■ Exercise requirements
Could you print every record below exactly as it appears?

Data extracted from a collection
□ □ □ □ □ □ □

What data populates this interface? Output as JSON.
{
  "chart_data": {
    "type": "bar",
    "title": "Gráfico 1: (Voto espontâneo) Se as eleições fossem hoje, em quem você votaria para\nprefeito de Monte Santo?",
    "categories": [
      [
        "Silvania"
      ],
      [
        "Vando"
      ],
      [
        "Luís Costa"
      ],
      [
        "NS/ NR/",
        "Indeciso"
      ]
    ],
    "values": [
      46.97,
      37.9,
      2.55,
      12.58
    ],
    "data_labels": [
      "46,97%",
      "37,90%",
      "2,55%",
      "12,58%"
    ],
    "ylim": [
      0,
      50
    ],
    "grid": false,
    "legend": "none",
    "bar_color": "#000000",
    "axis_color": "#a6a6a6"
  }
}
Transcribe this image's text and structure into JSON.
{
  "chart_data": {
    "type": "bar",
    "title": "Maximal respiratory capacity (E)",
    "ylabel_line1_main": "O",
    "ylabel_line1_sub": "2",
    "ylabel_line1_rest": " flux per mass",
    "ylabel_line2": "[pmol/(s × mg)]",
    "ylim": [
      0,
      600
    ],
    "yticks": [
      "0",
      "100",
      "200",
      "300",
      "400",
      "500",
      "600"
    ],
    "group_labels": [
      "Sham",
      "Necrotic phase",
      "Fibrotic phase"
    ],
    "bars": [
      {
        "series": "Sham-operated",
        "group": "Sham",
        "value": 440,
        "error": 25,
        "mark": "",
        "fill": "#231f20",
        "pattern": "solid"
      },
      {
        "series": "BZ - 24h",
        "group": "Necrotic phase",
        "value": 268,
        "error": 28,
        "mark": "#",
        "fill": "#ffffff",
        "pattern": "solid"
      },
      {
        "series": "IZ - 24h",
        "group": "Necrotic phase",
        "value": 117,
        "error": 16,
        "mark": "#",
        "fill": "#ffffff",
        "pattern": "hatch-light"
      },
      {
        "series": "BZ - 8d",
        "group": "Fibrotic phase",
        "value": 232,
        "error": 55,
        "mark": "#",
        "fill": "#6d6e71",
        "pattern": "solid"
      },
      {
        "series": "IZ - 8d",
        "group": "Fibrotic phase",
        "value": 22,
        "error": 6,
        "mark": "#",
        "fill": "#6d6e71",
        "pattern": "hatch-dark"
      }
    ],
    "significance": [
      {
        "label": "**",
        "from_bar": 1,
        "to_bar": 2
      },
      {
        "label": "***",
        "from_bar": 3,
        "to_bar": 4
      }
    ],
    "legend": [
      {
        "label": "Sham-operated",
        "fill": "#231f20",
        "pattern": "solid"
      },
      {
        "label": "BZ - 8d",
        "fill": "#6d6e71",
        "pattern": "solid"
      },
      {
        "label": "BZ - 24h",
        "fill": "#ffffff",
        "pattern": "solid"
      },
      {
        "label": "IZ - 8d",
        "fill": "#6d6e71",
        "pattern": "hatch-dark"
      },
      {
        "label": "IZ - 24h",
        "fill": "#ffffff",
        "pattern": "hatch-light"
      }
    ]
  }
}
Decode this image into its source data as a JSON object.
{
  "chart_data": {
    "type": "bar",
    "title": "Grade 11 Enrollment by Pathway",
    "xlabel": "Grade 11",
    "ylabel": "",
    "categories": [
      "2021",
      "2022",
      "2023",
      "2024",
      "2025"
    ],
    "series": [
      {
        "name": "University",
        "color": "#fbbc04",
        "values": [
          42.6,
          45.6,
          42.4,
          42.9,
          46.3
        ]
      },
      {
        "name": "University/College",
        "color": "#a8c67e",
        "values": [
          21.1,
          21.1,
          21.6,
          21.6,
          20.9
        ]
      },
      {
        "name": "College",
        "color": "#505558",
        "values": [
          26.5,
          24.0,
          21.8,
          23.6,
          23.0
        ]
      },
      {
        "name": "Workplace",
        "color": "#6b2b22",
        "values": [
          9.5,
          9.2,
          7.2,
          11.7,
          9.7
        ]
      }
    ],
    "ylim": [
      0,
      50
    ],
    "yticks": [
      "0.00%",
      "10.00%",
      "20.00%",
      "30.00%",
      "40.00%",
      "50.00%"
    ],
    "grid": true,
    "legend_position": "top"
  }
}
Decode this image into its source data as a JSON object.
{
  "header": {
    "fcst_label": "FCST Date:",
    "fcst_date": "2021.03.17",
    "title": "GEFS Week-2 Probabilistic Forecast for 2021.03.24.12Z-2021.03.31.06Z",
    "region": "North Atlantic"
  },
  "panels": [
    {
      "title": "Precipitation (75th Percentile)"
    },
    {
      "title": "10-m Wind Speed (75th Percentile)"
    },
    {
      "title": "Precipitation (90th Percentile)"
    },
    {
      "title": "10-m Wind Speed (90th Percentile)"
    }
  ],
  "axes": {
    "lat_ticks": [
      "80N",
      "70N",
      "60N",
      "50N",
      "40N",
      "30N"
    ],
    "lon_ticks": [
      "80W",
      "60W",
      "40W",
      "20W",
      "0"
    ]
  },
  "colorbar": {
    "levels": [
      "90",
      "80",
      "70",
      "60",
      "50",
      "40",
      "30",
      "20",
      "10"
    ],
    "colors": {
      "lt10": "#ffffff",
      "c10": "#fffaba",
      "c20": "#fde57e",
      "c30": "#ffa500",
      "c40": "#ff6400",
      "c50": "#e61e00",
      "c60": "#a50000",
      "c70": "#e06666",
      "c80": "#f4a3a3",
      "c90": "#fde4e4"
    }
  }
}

□ □ □ □ □ □ □

■ Solved exercise
What data populates this interface? Output as JSON.
{
  "chart_data": {
    "type": "bar",
    "title": "Gráfico 1: (Voto espontâneo) Se as eleições fossem hoje, em quem você votaria para\nprefeito de Monte Santo?",
    "categories": [
      [
        "Silvania"
      ],
      [
        "Vando"
      ],
      [
        "Luís Costa"
      ],
      [
        "NS/ NR/",
        "Indeciso"
      ]
    ],
    "values": [
      46.97,
      37.9,
      2.55,
      12.58
    ],
    "data_labels": [
      "46,97%",
      "37,90%",
      "2,55%",
      "12,58%"
    ],
    "ylim": [
      0,
      50
    ],
    "grid": false,
    "legend": "none",
    "bar_color": "#000000",
    "axis_color": "#a6a6a6"
  }
}
Transcribe this image's text and structure into JSON.
{
  "chart_data": {
    "type": "bar",
    "title": "Maximal respiratory capacity (E)",
    "ylabel_line1_main": "O",
    "ylabel_line1_sub": "2",
    "ylabel_line1_rest": " flux per mass",
    "ylabel_line2": "[pmol/(s × mg)]",
    "ylim": [
      0,
      600
    ],
    "yticks": [
      "0",
      "100",
      "200",
      "300",
      "400",
      "500",
      "600"
    ],
    "group_labels": [
      "Sham",
      "Necrotic phase",
      "Fibrotic phase"
    ],
    "bars": [
      {
        "series": "Sham-operated",
        "group": "Sham",
        "value": 440,
        "error": 25,
        "mark": "",
        "fill": "#231f20",
        "pattern": "solid"
      },
      {
        "series": "BZ - 24h",
        "group": "Necrotic phase",
        "value": 268,
        "error": 28,
        "mark": "#",
        "fill": "#ffffff",
        "pattern": "solid"
      },
      {
        "series": "IZ - 24h",
        "group": "Necrotic phase",
        "value": 117,
        "error": 16,
        "mark": "#",
        "fill": "#ffffff",
        "pattern": "hatch-light"
      },
      {
        "series": "BZ - 8d",
        "group": "Fibrotic phase",
        "value": 232,
        "error": 55,
        "mark": "#",
        "fill": "#6d6e71",
        "pattern": "solid"
      },
      {
        "series": "IZ - 8d",
        "group": "Fibrotic phase",
        "value": 22,
        "error": 6,
        "mark": "#",
        "fill": "#6d6e71",
        "pattern": "hatch-dark"
      }
    ],
    "significance": [
      {
        "label": "**",
        "from_bar": 1,
        "to_bar": 2
      },
      {
        "label": "***",
        "from_bar": 3,
        "to_bar": 4
      }
    ],
    "legend": [
      {
        "label": "Sham-operated",
        "fill": "#231f20",
        "pattern": "solid"
      },
      {
        "label": "BZ - 8d",
        "fill": "#6d6e71",
        "pattern": "solid"
      },
      {
        "label": "BZ - 24h",
        "fill": "#ffffff",
        "pattern": "solid"
      },
      {
        "label": "IZ - 8d",
        "fill": "#6d6e71",
        "pattern": "hatch-dark"
      },
      {
        "label": "IZ - 24h",
        "fill": "#ffffff",
        "pattern": "hatch-light"
      }
    ]
  }
}
Decode this image into its source data as a JSON object.
{
  "chart_data": {
    "type": "bar",
    "title": "Grade 11 Enrollment by Pathway",
    "xlabel": "Grade 11",
    "ylabel": "",
    "categories": [
      "2021",
      "2022",
      "2023",
      "2024",
      "2025"
    ],
    "series": [
      {
        "name": "University",
        "color": "#fbbc04",
        "values": [
          42.6,
          45.6,
          42.4,
          42.9,
          46.3
        ]
      },
      {
        "name": "University/College",
        "color": "#a8c67e",
        "values": [
          21.1,
          21.1,
          21.6,
          21.6,
          20.9
        ]
      },
      {
        "name": "College",
        "color": "#505558",
        "values": [
          26.5,
          24.0,
          21.8,
          23.6,
          23.0
        ]
      },
      {
        "name": "Workplace",
        "color": "#6b2b22",
        "values": [
          9.5,
          9.2,
          7.2,
          11.7,
          9.7
        ]
      }
    ],
    "ylim": [
      0,
      50
    ],
    "yticks": [
      "0.00%",
      "10.00%",
      "20.00%",
      "30.00%",
      "40.00%",
      "50.00%"
    ],
    "grid": true,
    "legend_position": "top"
  }
}
Decode this image into its source data as a JSON object.
{
  "header": {
    "fcst_label": "FCST Date:",
    "fcst_date": "2021.03.17",
    "title": "GEFS Week-2 Probabilistic Forecast for 2021.03.24.12Z-2021.03.31.06Z",
    "region": "North Atlantic"
  },
  "panels": [
    {
      "title": "Precipitation (75th Percentile)"
    },
    {
      "title": "10-m Wind Speed (75th Percentile)"
    },
    {
      "title": "Precipitation (90th Percentile)"
    },
    {
      "title": "10-m Wind Speed (90th Percentile)"
    }
  ],
  "axes": {
    "lat_ticks": [
      "80N",
      "70N",
      "60N",
      "50N",
      "40N",
      "30N"
    ],
    "lon_ticks": [
      "80W",
      "60W",
      "40W",
      "20W",
      "0"
    ]
  },
  "colorbar": {
    "levels": [
      "90",
      "80",
      "70",
      "60",
      "50",
      "40",
      "30",
      "20",
      "10"
    ],
    "colors": {
      "lt10": "#ffffff",
      "c10": "#fffaba",
      "c20": "#fde57e",
      "c30": "#ffa500",
      "c40": "#ff6400",
      "c50": "#e61e00",
      "c60": "#a50000",
      "c70": "#e06666",
      "c80": "#f4a3a3",
      "c90": "#fde4e4"
    }
  }
}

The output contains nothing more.